--- Begin INPUT RECORDS ---

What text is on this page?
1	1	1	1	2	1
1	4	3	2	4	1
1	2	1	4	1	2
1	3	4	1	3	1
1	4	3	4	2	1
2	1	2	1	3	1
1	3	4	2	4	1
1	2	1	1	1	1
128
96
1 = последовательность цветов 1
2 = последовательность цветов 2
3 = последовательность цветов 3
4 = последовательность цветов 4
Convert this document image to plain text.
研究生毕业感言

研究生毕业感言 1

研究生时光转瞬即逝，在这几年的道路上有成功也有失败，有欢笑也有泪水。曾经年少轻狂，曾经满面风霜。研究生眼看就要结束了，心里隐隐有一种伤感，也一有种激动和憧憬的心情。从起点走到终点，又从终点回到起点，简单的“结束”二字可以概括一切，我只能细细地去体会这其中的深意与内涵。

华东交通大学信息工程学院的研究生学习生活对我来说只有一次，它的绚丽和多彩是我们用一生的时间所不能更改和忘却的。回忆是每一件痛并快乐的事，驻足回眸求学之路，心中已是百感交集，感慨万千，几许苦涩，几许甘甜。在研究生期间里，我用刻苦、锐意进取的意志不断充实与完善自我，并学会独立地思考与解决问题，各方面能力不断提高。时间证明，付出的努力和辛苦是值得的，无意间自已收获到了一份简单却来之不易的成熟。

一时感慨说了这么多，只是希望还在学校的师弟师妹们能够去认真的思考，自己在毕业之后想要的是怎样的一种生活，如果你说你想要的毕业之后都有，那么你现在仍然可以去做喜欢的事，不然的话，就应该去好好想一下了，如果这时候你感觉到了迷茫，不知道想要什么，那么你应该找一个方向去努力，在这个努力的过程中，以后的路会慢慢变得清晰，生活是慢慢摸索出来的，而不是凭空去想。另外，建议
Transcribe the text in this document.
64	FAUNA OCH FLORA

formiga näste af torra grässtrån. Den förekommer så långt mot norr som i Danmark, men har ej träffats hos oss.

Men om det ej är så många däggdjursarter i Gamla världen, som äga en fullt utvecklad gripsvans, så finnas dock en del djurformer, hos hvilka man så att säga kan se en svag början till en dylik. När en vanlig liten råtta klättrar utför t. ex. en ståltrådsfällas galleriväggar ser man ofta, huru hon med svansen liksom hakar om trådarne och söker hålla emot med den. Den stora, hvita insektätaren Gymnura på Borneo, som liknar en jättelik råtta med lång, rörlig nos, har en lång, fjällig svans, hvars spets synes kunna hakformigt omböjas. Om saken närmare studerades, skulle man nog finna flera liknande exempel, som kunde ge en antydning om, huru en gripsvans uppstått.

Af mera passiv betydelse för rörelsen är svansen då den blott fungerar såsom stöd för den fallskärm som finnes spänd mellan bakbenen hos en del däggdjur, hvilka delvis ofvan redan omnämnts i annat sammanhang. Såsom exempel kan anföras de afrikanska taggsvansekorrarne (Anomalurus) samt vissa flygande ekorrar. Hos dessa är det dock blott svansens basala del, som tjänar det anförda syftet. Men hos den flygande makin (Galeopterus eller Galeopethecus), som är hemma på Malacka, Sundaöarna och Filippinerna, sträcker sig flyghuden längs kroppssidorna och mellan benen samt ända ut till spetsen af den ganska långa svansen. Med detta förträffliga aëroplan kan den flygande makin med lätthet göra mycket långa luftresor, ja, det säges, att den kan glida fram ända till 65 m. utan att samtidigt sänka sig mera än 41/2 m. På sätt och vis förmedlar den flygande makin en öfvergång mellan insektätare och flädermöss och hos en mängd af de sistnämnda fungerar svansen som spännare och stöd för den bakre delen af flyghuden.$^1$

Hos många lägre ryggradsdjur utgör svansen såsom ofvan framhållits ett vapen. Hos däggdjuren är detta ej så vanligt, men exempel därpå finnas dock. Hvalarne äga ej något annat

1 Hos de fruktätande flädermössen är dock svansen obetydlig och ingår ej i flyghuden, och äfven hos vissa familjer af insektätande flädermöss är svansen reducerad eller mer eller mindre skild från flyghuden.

--- End INPUT RECORDS ---

• EXERCISE GOAL: Copy out each line of the listing that holds "detta".

• COMPLETE RESPONSE:
Af mera passiv betydelse för rörelsen är svansen då den blott fungerar såsom stöd för den fallskärm som finnes spänd mellan bakbenen hos en del däggdjur, hvilka delvis ofvan redan omnämnts i annat sammanhang. Såsom exempel kan anföras de afrikanska taggsvansekorrarne (Anomalurus) samt vissa flygande ekorrar. Hos dessa är det dock blott svansens basala del, som tjänar det anförda syftet. Men hos den flygande makin (Galeopterus eller Galeopethecus), som är hemma på Malacka, Sundaöarna och Filippinerna, sträcker sig flyghuden längs kroppssidorna och mellan benen samt ända ut till spetsen af den ganska långa svansen. Med detta förträffliga aëroplan kan den flygande makin med lätthet göra mycket långa luftresor, ja, det säges, att den kan glida fram ända till 65 m. utan att samtidigt sänka sig mera än 41/2 m. På sätt och vis förmedlar den flygande makin en öfvergång mellan insektätare och flädermöss och hos en mängd af de sistnämnda fungerar svansen som spännare och stöd för den bakre delen af flyghuden.$^1$
Hos många lägre ryggradsdjur utgör svansen såsom ofvan framhållits ett vapen. Hos däggdjuren är detta ej så vanligt, men exempel därpå finnas dock. Hvalarne äga ej något annat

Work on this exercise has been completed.